Give an exact copy of every line, leaving images out.
* * * * * * *
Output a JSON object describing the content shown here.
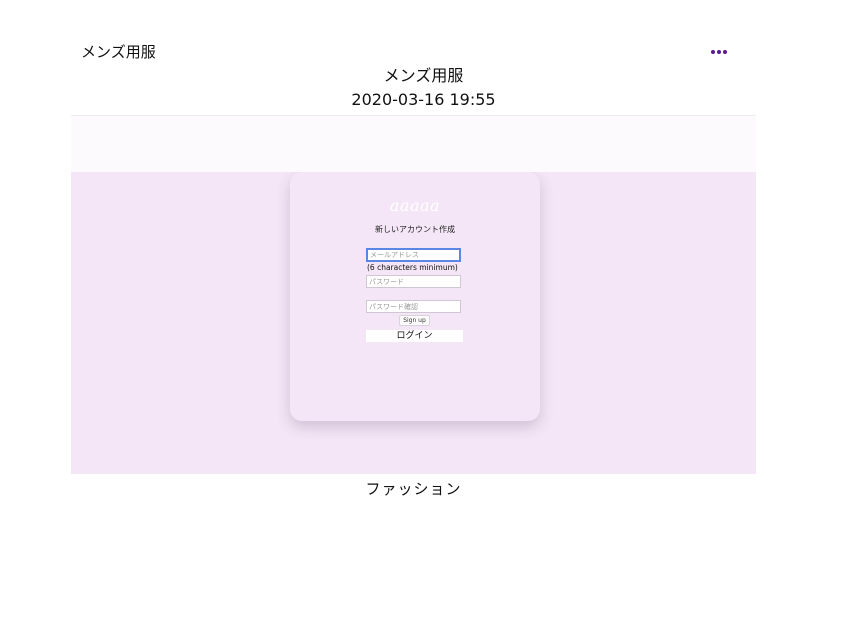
{
  "header": {
    "brand": "メンズ用服",
    "more_icon": "more-horizontal-icon",
    "accent_color": "#5b1a8f"
  },
  "post": {
    "title": "メンズ用服",
    "date": "2020-03-16 19:55",
    "caption": "ファッション"
  },
  "signup_card": {
    "logo_text": "aaaaa",
    "heading": "新しいアカウント作成",
    "email_placeholder": "メールアドレス",
    "password_hint": "(6 characters minimum)",
    "password_placeholder": "パスワード",
    "confirm_placeholder": "パスワード確認",
    "signup_label": "Sign up",
    "login_label": "ログイン",
    "background_color": "#f4e6f6"
  }
}
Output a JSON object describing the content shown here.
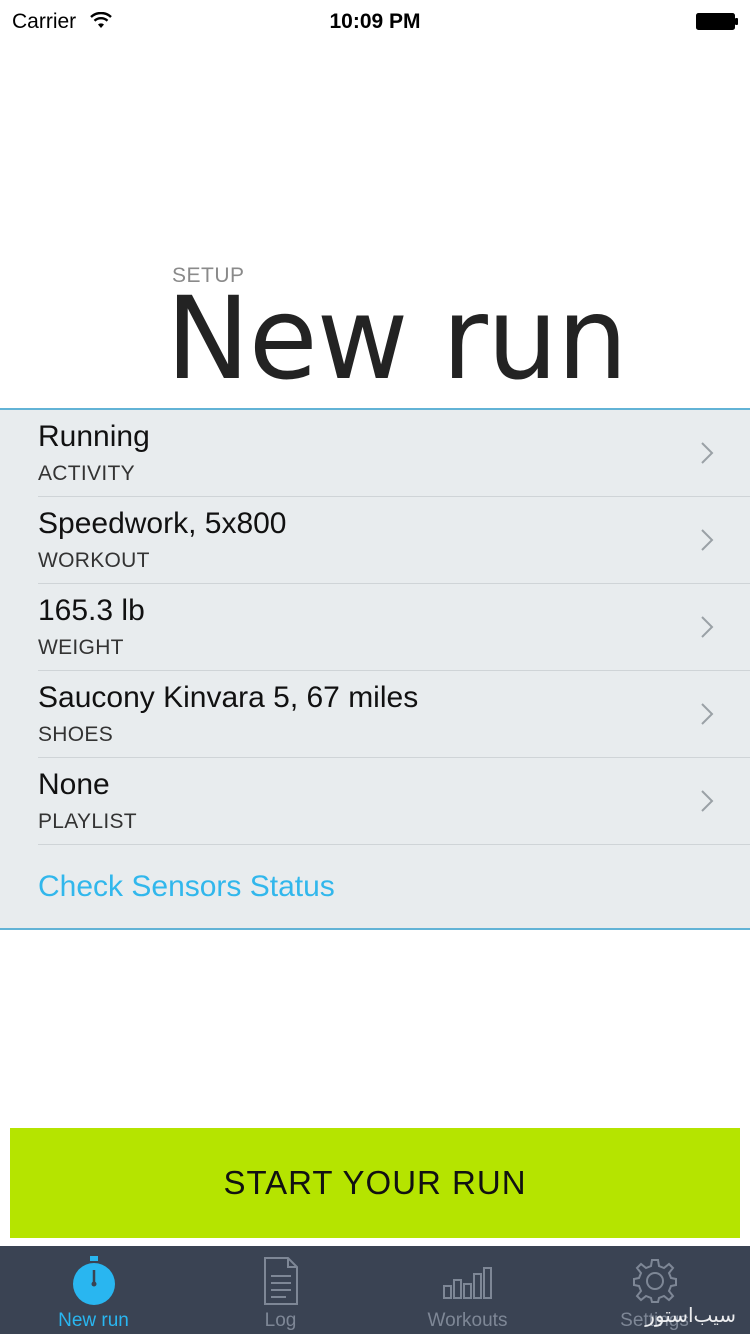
* * * * * * *
◆ Written reply:
Output a JSON object describing the content shown here.
{
  "header": {
    "brand": "メンズ用服",
    "more_icon": "more-horizontal-icon",
    "accent_color": "#5b1a8f"
  },
  "post": {
    "title": "メンズ用服",
    "date": "2020-03-16 19:55",
    "caption": "ファッション"
  },
  "signup_card": {
    "logo_text": "aaaaa",
    "heading": "新しいアカウント作成",
    "email_placeholder": "メールアドレス",
    "password_hint": "(6 characters minimum)",
    "password_placeholder": "パスワード",
    "confirm_placeholder": "パスワード確認",
    "signup_label": "Sign up",
    "login_label": "ログイン",
    "background_color": "#f4e6f6"
  }
}
Output a JSON object describing the content shown here.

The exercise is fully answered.